>>
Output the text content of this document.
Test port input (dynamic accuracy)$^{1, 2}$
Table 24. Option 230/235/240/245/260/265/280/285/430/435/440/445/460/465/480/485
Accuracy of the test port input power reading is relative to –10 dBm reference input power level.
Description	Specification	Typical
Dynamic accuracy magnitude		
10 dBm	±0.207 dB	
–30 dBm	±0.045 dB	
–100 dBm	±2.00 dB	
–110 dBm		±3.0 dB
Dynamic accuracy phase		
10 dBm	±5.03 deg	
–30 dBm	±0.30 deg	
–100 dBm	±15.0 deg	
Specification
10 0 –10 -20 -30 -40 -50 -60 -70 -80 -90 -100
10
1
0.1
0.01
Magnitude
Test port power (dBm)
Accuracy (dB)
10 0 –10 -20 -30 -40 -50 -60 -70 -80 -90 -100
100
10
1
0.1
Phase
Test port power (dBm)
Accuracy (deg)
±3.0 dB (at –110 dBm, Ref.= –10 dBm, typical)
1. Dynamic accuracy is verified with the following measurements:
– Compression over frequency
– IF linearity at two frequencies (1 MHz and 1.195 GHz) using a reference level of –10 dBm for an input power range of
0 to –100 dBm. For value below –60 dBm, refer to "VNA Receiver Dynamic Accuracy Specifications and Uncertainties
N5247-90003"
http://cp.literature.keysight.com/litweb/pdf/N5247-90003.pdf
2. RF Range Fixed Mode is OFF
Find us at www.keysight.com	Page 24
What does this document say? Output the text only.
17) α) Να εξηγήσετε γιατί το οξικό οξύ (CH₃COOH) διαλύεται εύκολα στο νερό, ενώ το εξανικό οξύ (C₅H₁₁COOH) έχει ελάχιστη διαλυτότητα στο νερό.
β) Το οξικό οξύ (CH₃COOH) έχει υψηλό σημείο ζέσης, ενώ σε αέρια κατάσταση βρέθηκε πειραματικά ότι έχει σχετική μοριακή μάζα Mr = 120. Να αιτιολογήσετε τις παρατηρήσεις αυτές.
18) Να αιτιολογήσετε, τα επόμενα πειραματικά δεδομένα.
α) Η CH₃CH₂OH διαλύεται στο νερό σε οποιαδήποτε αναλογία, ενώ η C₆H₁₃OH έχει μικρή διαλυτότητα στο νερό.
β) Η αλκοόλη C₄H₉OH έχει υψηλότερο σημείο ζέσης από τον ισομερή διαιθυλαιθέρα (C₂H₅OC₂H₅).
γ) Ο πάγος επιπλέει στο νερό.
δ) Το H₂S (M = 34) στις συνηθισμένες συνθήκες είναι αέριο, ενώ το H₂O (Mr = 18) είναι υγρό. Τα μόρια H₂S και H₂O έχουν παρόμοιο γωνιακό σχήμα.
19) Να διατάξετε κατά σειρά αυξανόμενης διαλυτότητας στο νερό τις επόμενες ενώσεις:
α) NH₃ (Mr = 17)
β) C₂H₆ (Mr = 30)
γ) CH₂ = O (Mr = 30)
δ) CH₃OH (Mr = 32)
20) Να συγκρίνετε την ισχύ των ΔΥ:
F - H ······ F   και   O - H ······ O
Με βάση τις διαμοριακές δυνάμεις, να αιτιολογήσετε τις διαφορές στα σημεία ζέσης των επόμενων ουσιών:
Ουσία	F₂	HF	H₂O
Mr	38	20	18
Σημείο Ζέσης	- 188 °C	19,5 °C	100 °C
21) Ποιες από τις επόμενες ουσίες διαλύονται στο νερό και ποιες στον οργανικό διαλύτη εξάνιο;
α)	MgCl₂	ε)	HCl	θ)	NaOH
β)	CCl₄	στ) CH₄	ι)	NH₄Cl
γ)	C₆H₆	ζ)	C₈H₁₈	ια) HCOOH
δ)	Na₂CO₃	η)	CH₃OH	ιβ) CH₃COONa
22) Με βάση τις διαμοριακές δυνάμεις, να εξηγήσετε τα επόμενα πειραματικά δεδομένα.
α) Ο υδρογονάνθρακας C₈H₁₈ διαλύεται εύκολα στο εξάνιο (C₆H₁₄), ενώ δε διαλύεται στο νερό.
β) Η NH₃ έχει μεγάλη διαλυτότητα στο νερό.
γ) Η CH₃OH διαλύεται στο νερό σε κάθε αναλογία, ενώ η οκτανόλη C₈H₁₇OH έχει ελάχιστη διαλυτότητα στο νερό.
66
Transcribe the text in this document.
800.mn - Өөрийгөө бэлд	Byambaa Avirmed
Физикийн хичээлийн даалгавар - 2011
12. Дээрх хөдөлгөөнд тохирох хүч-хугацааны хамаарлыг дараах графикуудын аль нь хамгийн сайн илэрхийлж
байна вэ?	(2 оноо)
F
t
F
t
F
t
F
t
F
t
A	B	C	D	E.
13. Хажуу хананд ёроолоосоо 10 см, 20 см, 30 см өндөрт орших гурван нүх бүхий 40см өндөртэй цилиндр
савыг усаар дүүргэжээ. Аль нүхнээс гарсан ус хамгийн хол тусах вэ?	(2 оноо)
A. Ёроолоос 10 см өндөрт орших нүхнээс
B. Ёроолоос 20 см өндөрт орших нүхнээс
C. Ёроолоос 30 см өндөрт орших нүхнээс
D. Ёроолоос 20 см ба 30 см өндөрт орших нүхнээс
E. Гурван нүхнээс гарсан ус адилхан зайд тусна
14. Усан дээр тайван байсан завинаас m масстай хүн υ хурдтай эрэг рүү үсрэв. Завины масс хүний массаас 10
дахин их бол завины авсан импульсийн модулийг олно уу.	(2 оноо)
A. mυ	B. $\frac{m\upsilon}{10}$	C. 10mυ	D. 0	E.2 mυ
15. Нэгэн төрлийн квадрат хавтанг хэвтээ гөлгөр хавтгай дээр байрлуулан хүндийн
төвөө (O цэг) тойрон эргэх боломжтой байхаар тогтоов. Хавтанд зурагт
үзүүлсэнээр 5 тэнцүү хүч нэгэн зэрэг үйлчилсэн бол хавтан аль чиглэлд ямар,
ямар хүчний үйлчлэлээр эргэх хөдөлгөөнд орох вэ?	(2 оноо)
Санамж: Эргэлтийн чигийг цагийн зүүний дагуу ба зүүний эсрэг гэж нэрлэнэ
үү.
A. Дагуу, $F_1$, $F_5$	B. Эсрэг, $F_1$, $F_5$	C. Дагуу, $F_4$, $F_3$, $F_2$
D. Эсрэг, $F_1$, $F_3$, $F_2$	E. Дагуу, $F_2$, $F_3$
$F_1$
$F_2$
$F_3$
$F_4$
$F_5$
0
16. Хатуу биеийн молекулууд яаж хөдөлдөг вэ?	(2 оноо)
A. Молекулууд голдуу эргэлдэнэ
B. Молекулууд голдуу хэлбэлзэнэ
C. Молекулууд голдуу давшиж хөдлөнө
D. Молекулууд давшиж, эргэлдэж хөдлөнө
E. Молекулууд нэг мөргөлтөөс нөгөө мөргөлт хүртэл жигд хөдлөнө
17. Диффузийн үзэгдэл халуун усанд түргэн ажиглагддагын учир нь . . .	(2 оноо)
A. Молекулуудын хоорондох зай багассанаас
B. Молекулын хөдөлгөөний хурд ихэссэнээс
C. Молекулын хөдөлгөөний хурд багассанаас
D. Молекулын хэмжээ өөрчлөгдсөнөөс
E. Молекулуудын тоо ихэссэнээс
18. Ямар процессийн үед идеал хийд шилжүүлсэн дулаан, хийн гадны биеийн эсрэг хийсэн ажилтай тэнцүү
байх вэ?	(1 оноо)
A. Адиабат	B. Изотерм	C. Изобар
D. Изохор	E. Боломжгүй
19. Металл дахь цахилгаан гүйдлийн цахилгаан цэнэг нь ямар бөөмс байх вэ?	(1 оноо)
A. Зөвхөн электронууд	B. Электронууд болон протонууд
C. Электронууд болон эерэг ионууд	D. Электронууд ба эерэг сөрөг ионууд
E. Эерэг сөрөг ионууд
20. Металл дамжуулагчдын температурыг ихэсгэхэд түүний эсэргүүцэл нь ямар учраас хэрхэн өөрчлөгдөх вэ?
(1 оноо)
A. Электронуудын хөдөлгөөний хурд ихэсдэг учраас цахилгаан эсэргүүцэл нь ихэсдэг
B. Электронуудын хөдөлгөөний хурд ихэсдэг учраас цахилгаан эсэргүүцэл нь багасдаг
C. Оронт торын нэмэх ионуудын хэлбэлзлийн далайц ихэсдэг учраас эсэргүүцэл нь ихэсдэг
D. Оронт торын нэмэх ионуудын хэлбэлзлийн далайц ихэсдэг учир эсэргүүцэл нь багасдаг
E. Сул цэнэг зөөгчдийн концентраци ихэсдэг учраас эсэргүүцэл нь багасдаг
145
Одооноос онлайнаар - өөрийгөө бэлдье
<<
### STATED PROBLEM
Check every line of the data, and copy the ones that contain "багассанаас".

### RESPONSE TO THIS TASK
A. Молекулуудын хоорондох зай багассанаас
C. Молекулын хөдөлгөөний хурд багассанаас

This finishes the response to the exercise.